WHAT IS BEING ASKED
Determine the number of lines in the listing below where the string "true" occurs; answer with the number alone.
- - - - - - -
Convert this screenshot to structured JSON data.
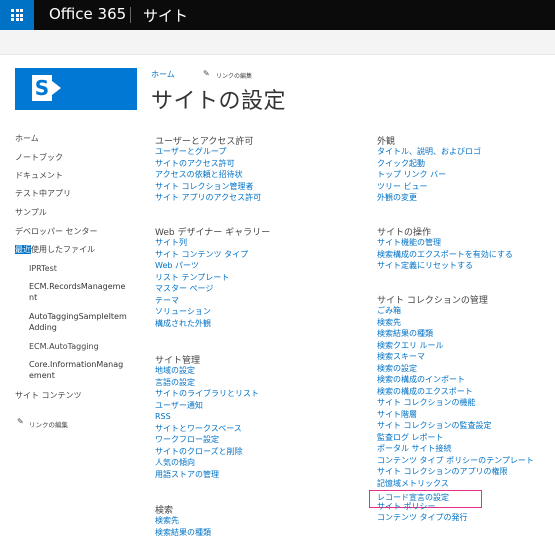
{
  "suite": {
    "brand": "Office 365",
    "app": "サイト"
  },
  "breadcrumb": {
    "home": "ホーム",
    "edit_links": "リンクの編集"
  },
  "page_title": "サイトの設定",
  "left_nav": {
    "items": [
      "ホーム",
      "ノートブック",
      "ドキュメント",
      "テスト中アプリ",
      "サンプル",
      "デベロッパー センター"
    ],
    "recent_selected": "最近",
    "recent_rest": "使用したファイル",
    "recent_items": [
      "IPRTest",
      "ECM.RecordsManagement",
      "AutoTaggingSampleItemAdding",
      "ECM.AutoTagging",
      "Core.InformationManagement"
    ],
    "site_contents": "サイト コンテンツ",
    "edit_links": "リンクの編集"
  },
  "sections": {
    "users": {
      "title": "ユーザーとアクセス許可",
      "links": [
        "ユーザーとグループ",
        "サイトのアクセス許可",
        "アクセスの依頼と招待状",
        "サイト コレクション管理者",
        "サイト アプリのアクセス許可"
      ]
    },
    "webdesigner": {
      "title": "Web デザイナー ギャラリー",
      "links": [
        "サイト列",
        "サイト コンテンツ タイプ",
        "Web パーツ",
        "リスト テンプレート",
        "マスター ページ",
        "テーマ",
        "ソリューション",
        "構成された外観"
      ]
    },
    "siteadmin": {
      "title": "サイト管理",
      "links": [
        "地域の設定",
        "言語の設定",
        "サイトのライブラリとリスト",
        "ユーザー通知",
        "RSS",
        "サイトとワークスペース",
        "ワークフロー設定",
        "サイトのクローズと削除",
        "人気の傾向",
        "用語ストアの管理"
      ]
    },
    "search": {
      "title": "検索",
      "links": [
        "検索先",
        "検索結果の種類"
      ]
    },
    "look": {
      "title": "外観",
      "links": [
        "タイトル、説明、およびロゴ",
        "クイック起動",
        "トップ リンク バー",
        "ツリー ビュー",
        "外観の変更"
      ]
    },
    "actions": {
      "title": "サイトの操作",
      "links": [
        "サイト機能の管理",
        "検索構成のエクスポートを有効にする",
        "サイト定義にリセットする"
      ]
    },
    "collection": {
      "title": "サイト コレクションの管理",
      "links": [
        "ごみ箱",
        "検索先",
        "検索結果の種類",
        "検索クエリ ルール",
        "検索スキーマ",
        "検索の設定",
        "検索の構成のインポート",
        "検索の構成のエクスポート",
        "サイト コレクションの機能",
        "サイト階層",
        "サイト コレクションの監査設定",
        "監査ログ レポート",
        "ポータル サイト接続",
        "コンテンツ タイプ ポリシーのテンプレート",
        "サイト コレクションのアプリの権限",
        "記憶域メトリックス",
        "レコード宣言の設定",
        "サイト ポリシー",
        "コンテンツ タイプの発行"
      ]
    }
  },
  "colors": {
    "link": "#0072c6",
    "brand": "#0078d4",
    "highlight": "#e62e8c",
    "suitebar": "#0b0b0b"
  }
}
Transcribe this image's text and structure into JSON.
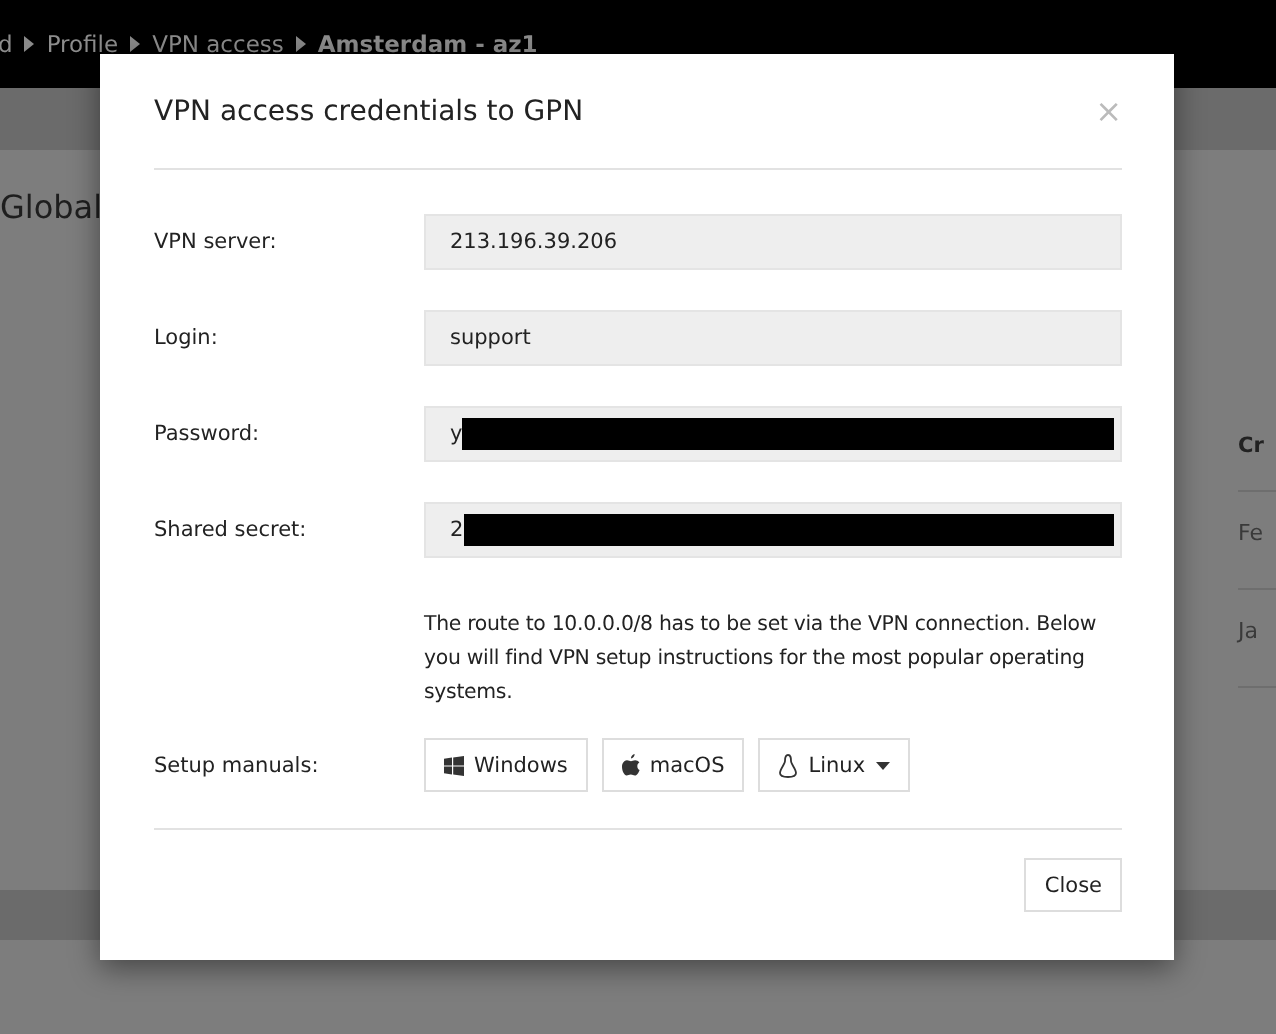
{
  "background_page": {
    "breadcrumb": [
      {
        "label": "d",
        "current": false
      },
      {
        "label": "Profile",
        "current": false
      },
      {
        "label": "VPN access",
        "current": false
      },
      {
        "label": "Amsterdam - az1",
        "current": true
      }
    ],
    "heading": "Global",
    "table": {
      "column_header": "Cr",
      "cells": [
        "Fe",
        "Ja"
      ]
    }
  },
  "dialog": {
    "title": "VPN access credentials to GPN",
    "close_icon": "×",
    "fields": [
      {
        "label": "VPN server:",
        "value": "213.196.39.206",
        "redacted": false
      },
      {
        "label": "Login:",
        "value": "support",
        "redacted": false
      },
      {
        "label": "Password:",
        "value": "y",
        "redacted": true
      },
      {
        "label": "Shared secret:",
        "value": "2",
        "redacted": true
      }
    ],
    "note": "The route to 10.0.0.0/8 has to be set via the VPN connection. Below you will find VPN setup instructions for the most popular operating systems.",
    "setup_label": "Setup manuals:",
    "manuals": [
      {
        "label": "Windows",
        "kind": "windows",
        "dropdown": false
      },
      {
        "label": "macOS",
        "kind": "apple",
        "dropdown": false
      },
      {
        "label": "Linux",
        "kind": "linux",
        "dropdown": true
      }
    ],
    "footer_button": "Close"
  }
}
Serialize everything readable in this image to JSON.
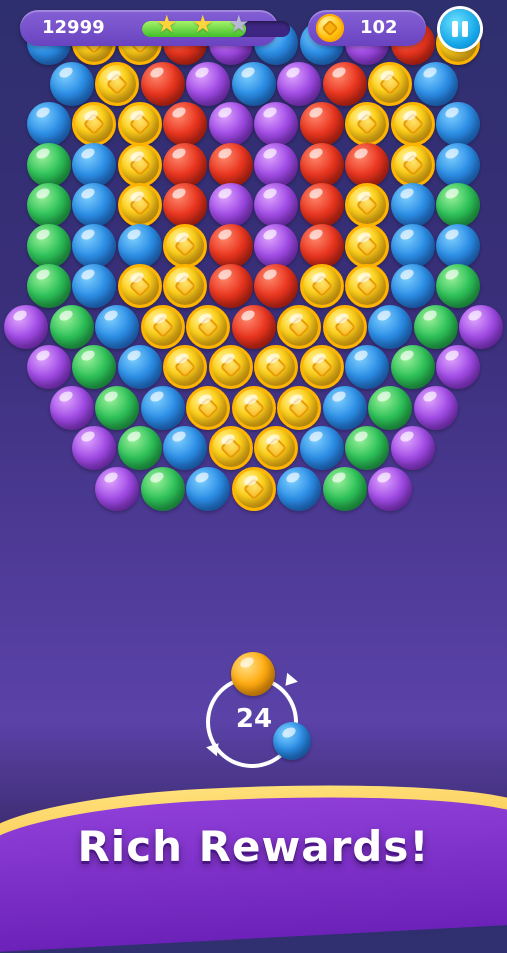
{
  "hud": {
    "score": "12999",
    "progress": 0.7,
    "stars": [
      "filled",
      "filled",
      "empty"
    ],
    "coins": "102",
    "pause_icon": "pause-icon"
  },
  "colors": {
    "blue": "#2d8fe6",
    "red": "#ea3620",
    "purple": "#a24de6",
    "green": "#2fc25a",
    "coin": "#ffd21c",
    "orange": "#ffac12",
    "banner": "#7a2fc8",
    "banner_trim": "#f6c13a"
  },
  "board": {
    "rows": [
      "BCCRPBBPRC",
      "BCRPBPRCB",
      "BCCRPPRCCB",
      "GBCRRPRRCB",
      "GBCRPPRCBG",
      "GBBCRPRCBB",
      "GBCCRRCCBG",
      "PGBCCRCCBGP",
      "PGBCCCCBGP",
      "PGBCCCBGP",
      "PGBCCBGP",
      "PGBCBGP"
    ]
  },
  "shooter": {
    "shots_left": "24",
    "current_color": "orange",
    "next_color": "blue"
  },
  "banner": {
    "text": "Rich Rewards!"
  }
}
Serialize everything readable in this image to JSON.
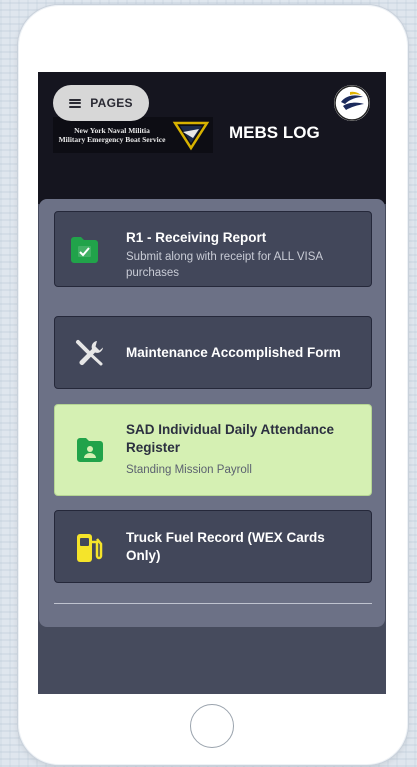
{
  "header": {
    "pages_label": "PAGES",
    "app_title": "MEBS LOG",
    "logo_line1": "New York Naval Militia",
    "logo_line2": "Military Emergency Boat Service"
  },
  "menu": {
    "items": [
      {
        "title": "R1 - Receiving Report",
        "subtitle": "Submit along with receipt for ALL VISA purchases",
        "icon": "folder-check-icon"
      },
      {
        "title": "Maintenance Accomplished Form",
        "subtitle": "",
        "icon": "tools-icon"
      },
      {
        "title": "SAD Individual Daily Attendance Register",
        "subtitle": "Standing Mission Payroll",
        "icon": "folder-person-icon",
        "selected": true
      },
      {
        "title": "Truck Fuel Record (WEX Cards Only)",
        "subtitle": "",
        "icon": "gas-pump-icon"
      }
    ]
  },
  "colors": {
    "topbar": "#15151f",
    "screen_bg": "#464b5d",
    "panel_bg": "#6c7186",
    "card_bg": "#42475a",
    "selected_card": "#d5f0b3",
    "accent_green": "#21a34a",
    "fuel_yellow": "#f5e42a"
  }
}
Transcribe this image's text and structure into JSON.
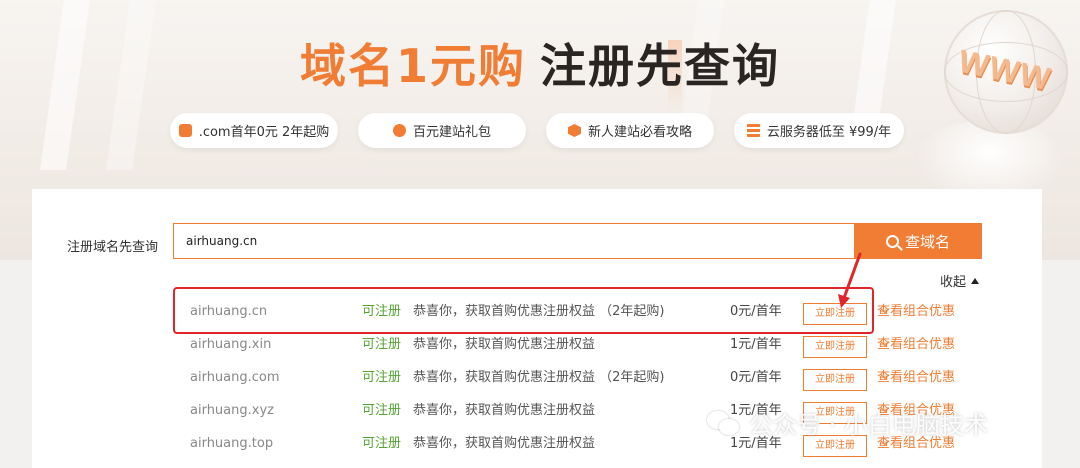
{
  "hero": {
    "title_highlight": "域名1元购",
    "title_main": "注册先查询",
    "decor_text": "WWW",
    "pills": [
      {
        "label": ".com首年0元 2年起购",
        "icon": "domain-tag-icon"
      },
      {
        "label": "百元建站礼包",
        "icon": "globe-icon"
      },
      {
        "label": "新人建站必看攻略",
        "icon": "shield-icon"
      },
      {
        "label": "云服务器低至 ¥99/年",
        "icon": "server-icon"
      }
    ]
  },
  "search": {
    "label": "注册域名先查询",
    "value": "airhuang.cn",
    "button_label": "查域名"
  },
  "results": {
    "collapse_label": "收起",
    "rows": [
      {
        "domain": "airhuang.cn",
        "status": "可注册",
        "message": "恭喜你，获取首购优惠注册权益 （2年起购)",
        "price": "0元/首年",
        "register": "立即注册",
        "combo": "查看组合优惠"
      },
      {
        "domain": "airhuang.xin",
        "status": "可注册",
        "message": "恭喜你，获取首购优惠注册权益",
        "price": "1元/首年",
        "register": "立即注册",
        "combo": "查看组合优惠"
      },
      {
        "domain": "airhuang.com",
        "status": "可注册",
        "message": "恭喜你，获取首购优惠注册权益 （2年起购)",
        "price": "0元/首年",
        "register": "立即注册",
        "combo": "查看组合优惠"
      },
      {
        "domain": "airhuang.xyz",
        "status": "可注册",
        "message": "恭喜你，获取首购优惠注册权益",
        "price": "1元/首年",
        "register": "立即注册",
        "combo": "查看组合优惠"
      },
      {
        "domain": "airhuang.top",
        "status": "可注册",
        "message": "恭喜你，获取首购优惠注册权益",
        "price": "1元/首年",
        "register": "立即注册",
        "combo": "查看组合优惠"
      }
    ]
  },
  "watermark": {
    "text": "公众号 · 小白电脑技术"
  },
  "colors": {
    "accent": "#f07d33",
    "available": "#55a532",
    "annotation": "#e0252b"
  }
}
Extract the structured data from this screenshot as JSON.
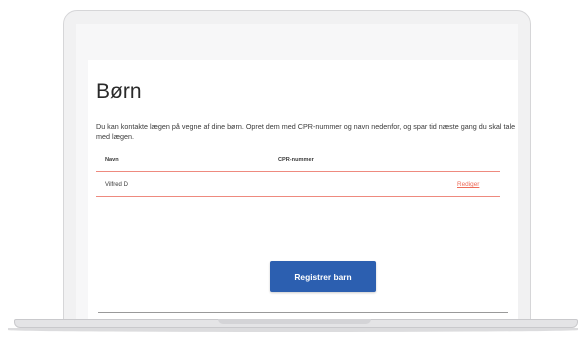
{
  "page": {
    "title": "Børn",
    "intro": "Du kan kontakte lægen på vegne af dine børn. Opret dem med CPR-nummer og navn nedenfor, og spar tid næste gang du skal tale med lægen."
  },
  "table": {
    "headers": [
      "Navn",
      "CPR-nummer"
    ],
    "rows": [
      {
        "name": "Vilfred D",
        "cpr": "",
        "action": "Rediger"
      }
    ]
  },
  "actions": {
    "register_label": "Registrer barn"
  },
  "colors": {
    "primary_button": "#2c5fb0",
    "accent_link": "#ee6b58",
    "divider": "#ee8a7f"
  }
}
- - - - - - -
RESULT FOR THIS EXERCISE
5